◆ EXERCISE OBJECTIVE
Write out the whole listing exactly as it stands.

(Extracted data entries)
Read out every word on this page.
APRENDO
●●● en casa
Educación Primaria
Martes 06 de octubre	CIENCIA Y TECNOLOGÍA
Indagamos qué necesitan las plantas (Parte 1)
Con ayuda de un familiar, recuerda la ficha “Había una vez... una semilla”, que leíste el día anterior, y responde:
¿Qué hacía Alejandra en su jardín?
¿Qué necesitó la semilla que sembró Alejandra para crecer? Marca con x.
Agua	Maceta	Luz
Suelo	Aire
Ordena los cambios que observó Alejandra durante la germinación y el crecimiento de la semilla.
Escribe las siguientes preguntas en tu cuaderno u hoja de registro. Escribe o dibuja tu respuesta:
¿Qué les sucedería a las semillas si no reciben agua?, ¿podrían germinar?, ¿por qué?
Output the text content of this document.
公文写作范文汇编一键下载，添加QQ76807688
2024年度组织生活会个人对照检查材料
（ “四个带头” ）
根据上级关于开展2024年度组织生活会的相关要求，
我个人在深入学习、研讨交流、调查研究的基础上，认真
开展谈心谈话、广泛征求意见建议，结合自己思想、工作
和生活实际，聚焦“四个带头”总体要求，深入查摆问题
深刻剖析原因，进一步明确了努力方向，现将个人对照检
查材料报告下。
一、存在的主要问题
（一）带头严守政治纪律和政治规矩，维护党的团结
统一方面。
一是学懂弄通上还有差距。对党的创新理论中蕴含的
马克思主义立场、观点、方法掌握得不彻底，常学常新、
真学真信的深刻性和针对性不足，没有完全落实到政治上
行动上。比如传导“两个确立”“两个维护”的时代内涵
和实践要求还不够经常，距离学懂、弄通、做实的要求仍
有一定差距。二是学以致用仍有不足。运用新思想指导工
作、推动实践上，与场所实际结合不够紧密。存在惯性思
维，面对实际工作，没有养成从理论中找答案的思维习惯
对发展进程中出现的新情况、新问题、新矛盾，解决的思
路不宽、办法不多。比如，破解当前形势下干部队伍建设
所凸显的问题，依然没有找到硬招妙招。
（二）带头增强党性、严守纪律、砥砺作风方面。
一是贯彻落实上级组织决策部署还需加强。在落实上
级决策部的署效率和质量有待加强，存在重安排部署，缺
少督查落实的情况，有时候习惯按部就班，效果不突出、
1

◆ TASK SOLUTION
Read out every word on this page.
APRENDO
●●● en casa
Educación Primaria
Martes 06 de octubre	CIENCIA Y TECNOLOGÍA
Indagamos qué necesitan las plantas (Parte 1)
Con ayuda de un familiar, recuerda la ficha “Había una vez... una semilla”, que leíste el día anterior, y responde:
¿Qué hacía Alejandra en su jardín?
¿Qué necesitó la semilla que sembró Alejandra para crecer? Marca con x.
Agua	Maceta	Luz
Suelo	Aire
Ordena los cambios que observó Alejandra durante la germinación y el crecimiento de la semilla.
Escribe las siguientes preguntas en tu cuaderno u hoja de registro. Escribe o dibuja tu respuesta:
¿Qué les sucedería a las semillas si no reciben agua?, ¿podrían germinar?, ¿por qué?
Output the text content of this document.
公文写作范文汇编一键下载，添加QQ76807688
2024年度组织生活会个人对照检查材料
（ “四个带头” ）
根据上级关于开展2024年度组织生活会的相关要求，
我个人在深入学习、研讨交流、调查研究的基础上，认真
开展谈心谈话、广泛征求意见建议，结合自己思想、工作
和生活实际，聚焦“四个带头”总体要求，深入查摆问题
深刻剖析原因，进一步明确了努力方向，现将个人对照检
查材料报告下。
一、存在的主要问题
（一）带头严守政治纪律和政治规矩，维护党的团结
统一方面。
一是学懂弄通上还有差距。对党的创新理论中蕴含的
马克思主义立场、观点、方法掌握得不彻底，常学常新、
真学真信的深刻性和针对性不足，没有完全落实到政治上
行动上。比如传导“两个确立”“两个维护”的时代内涵
和实践要求还不够经常，距离学懂、弄通、做实的要求仍
有一定差距。二是学以致用仍有不足。运用新思想指导工
作、推动实践上，与场所实际结合不够紧密。存在惯性思
维，面对实际工作，没有养成从理论中找答案的思维习惯
对发展进程中出现的新情况、新问题、新矛盾，解决的思
路不宽、办法不多。比如，破解当前形势下干部队伍建设
所凸显的问题，依然没有找到硬招妙招。
（二）带头增强党性、严守纪律、砥砺作风方面。
一是贯彻落实上级组织决策部署还需加强。在落实上
级决策部的署效率和质量有待加强，存在重安排部署，缺
少督查落实的情况，有时候习惯按部就班，效果不突出、
1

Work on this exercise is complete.